* EXTRACTED DATA:
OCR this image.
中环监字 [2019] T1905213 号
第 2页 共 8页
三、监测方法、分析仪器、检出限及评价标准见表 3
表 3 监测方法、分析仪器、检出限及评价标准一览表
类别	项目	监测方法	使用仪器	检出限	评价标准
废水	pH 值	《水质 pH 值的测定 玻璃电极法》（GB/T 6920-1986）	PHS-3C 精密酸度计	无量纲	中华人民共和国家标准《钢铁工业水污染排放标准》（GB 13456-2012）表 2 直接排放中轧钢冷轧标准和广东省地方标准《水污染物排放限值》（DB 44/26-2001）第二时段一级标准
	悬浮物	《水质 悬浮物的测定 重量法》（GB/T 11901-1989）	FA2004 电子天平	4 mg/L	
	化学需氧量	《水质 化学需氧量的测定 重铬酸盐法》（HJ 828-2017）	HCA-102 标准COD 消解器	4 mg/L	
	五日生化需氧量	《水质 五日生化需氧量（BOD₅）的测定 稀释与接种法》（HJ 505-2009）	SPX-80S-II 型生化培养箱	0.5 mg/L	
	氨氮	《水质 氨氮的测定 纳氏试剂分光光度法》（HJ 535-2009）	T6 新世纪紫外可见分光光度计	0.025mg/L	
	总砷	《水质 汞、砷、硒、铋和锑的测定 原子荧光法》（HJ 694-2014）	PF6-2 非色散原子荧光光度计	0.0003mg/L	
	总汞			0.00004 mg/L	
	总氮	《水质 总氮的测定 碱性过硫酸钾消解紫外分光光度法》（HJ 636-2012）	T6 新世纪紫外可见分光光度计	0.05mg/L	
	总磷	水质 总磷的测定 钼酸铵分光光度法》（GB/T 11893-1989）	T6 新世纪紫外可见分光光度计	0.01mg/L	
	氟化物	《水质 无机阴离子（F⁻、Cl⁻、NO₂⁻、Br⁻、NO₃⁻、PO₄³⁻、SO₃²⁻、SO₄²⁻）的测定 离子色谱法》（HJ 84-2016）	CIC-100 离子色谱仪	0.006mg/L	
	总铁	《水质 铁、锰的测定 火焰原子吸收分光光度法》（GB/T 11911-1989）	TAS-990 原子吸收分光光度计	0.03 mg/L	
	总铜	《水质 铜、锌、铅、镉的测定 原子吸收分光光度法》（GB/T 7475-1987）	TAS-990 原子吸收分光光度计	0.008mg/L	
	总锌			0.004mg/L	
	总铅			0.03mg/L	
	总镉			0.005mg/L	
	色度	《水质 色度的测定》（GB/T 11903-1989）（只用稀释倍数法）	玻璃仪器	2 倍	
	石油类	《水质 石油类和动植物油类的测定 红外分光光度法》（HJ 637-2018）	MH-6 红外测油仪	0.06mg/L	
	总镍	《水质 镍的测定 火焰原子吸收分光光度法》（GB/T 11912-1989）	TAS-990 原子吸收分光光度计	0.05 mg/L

* GOAL:
Output every line above without altering anything.

* EXERCISE RESULT:
OCR this image.
中环监字 [2019] T1905213 号
第 2页 共 8页
三、监测方法、分析仪器、检出限及评价标准见表 3
表 3 监测方法、分析仪器、检出限及评价标准一览表
类别	项目	监测方法	使用仪器	检出限	评价标准
废水	pH 值	《水质 pH 值的测定 玻璃电极法》（GB/T 6920-1986）	PHS-3C 精密酸度计	无量纲	中华人民共和国家标准《钢铁工业水污染排放标准》（GB 13456-2012）表 2 直接排放中轧钢冷轧标准和广东省地方标准《水污染物排放限值》（DB 44/26-2001）第二时段一级标准
	悬浮物	《水质 悬浮物的测定 重量法》（GB/T 11901-1989）	FA2004 电子天平	4 mg/L	
	化学需氧量	《水质 化学需氧量的测定 重铬酸盐法》（HJ 828-2017）	HCA-102 标准COD 消解器	4 mg/L	
	五日生化需氧量	《水质 五日生化需氧量（BOD₅）的测定 稀释与接种法》（HJ 505-2009）	SPX-80S-II 型生化培养箱	0.5 mg/L	
	氨氮	《水质 氨氮的测定 纳氏试剂分光光度法》（HJ 535-2009）	T6 新世纪紫外可见分光光度计	0.025mg/L	
	总砷	《水质 汞、砷、硒、铋和锑的测定 原子荧光法》（HJ 694-2014）	PF6-2 非色散原子荧光光度计	0.0003mg/L	
	总汞			0.00004 mg/L	
	总氮	《水质 总氮的测定 碱性过硫酸钾消解紫外分光光度法》（HJ 636-2012）	T6 新世纪紫外可见分光光度计	0.05mg/L	
	总磷	水质 总磷的测定 钼酸铵分光光度法》（GB/T 11893-1989）	T6 新世纪紫外可见分光光度计	0.01mg/L	
	氟化物	《水质 无机阴离子（F⁻、Cl⁻、NO₂⁻、Br⁻、NO₃⁻、PO₄³⁻、SO₃²⁻、SO₄²⁻）的测定 离子色谱法》（HJ 84-2016）	CIC-100 离子色谱仪	0.006mg/L	
	总铁	《水质 铁、锰的测定 火焰原子吸收分光光度法》（GB/T 11911-1989）	TAS-990 原子吸收分光光度计	0.03 mg/L	
	总铜	《水质 铜、锌、铅、镉的测定 原子吸收分光光度法》（GB/T 7475-1987）	TAS-990 原子吸收分光光度计	0.008mg/L	
	总锌			0.004mg/L	
	总铅			0.03mg/L	
	总镉			0.005mg/L	
	色度	《水质 色度的测定》（GB/T 11903-1989）（只用稀释倍数法）	玻璃仪器	2 倍	
	石油类	《水质 石油类和动植物油类的测定 红外分光光度法》（HJ 637-2018）	MH-6 红外测油仪	0.06mg/L	
	总镍	《水质 镍的测定 火焰原子吸收分光光度法》（GB/T 11912-1989）	TAS-990 原子吸收分光光度计	0.05 mg/L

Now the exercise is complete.